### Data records
— start —

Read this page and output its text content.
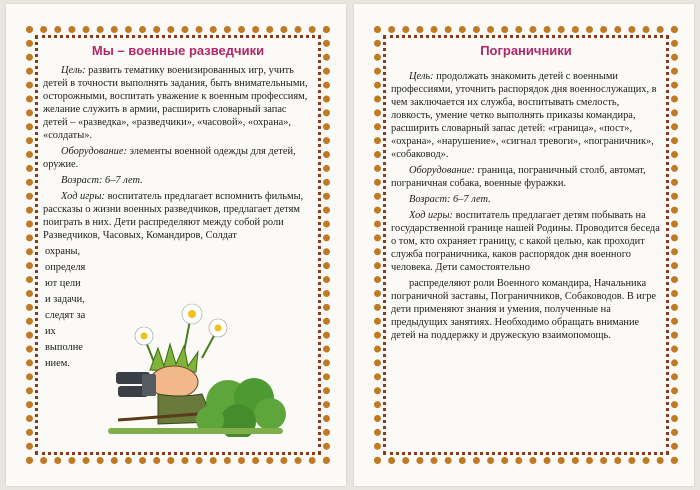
Мы – военные разведчики

Цель: развить тематику военизированных игр, учить детей в точности выполнять задания, быть внимательными, осторожными, воспитать уважение к военным профессиям, желание служить в армии, расширить словарный запас детей – «разведка», «разведчики», «часовой», «охрана», «солдаты».

Оборудование: элементы военной одежды для детей, оружие.

Возраст: 6–7 лет.

Ход игры: воспитатель предлагает вспомнить фильмы, рассказы о жизни военных разведчиков, предлагает детям поиграть в них. Дети распределяют между собой роли Разведчиков, Часовых, Командиров, Солдат

охраны,

определя

ют цели

и задачи,

следят за

их

выполне

нием.

Пограничники

Цель: продолжать знакомить детей с военными профессиями, уточнить распорядок дня военнослужащих, в чем заключается их служба, воспитывать смелость, ловкость, умение четко выполнять приказы командира, расширить словарный запас детей: «граница», «пост», «охрана», «нарушение», «сигнал тревоги», «пограничник», «собаковод».

Оборудование: граница, пограничный столб, автомат, пограничная собака, военные фуражки.

Возраст: 6–7 лет.

Ход игры: воспитатель предлагает детям побывать на государственной границе нашей Родины. Проводится беседа о том, кто охраняет границу, с какой целью, как проходит служба пограничника, каков распорядок дня военного человека. Дети самостоятельно

распределяют роли Военного командира, Начальника пограничной заставы, Пограничников, Собаководов. В игре дети применяют знания и умения, полученные на предыдущих занятиях. Необходимо обращать внимание детей на поддержку и дружескую взаимопомощь.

— end —

### THE PROBLEM
Search the data for the word "роли" and copy each line where it appears.

### FINAL ANSWER
Ход игры: воспитатель предлагает вспомнить фильмы, рассказы о жизни военных разведчиков, предлагает детям поиграть в них. Дети распределяют между собой роли Разведчиков, Часовых, Командиров, Солдат
распределяют роли Военного командира, Начальника пограничной заставы, Пограничников, Собаководов. В игре дети применяют знания и умения, полученные на предыдущих занятиях. Необходимо обращать внимание детей на поддержку и дружескую взаимопомощь.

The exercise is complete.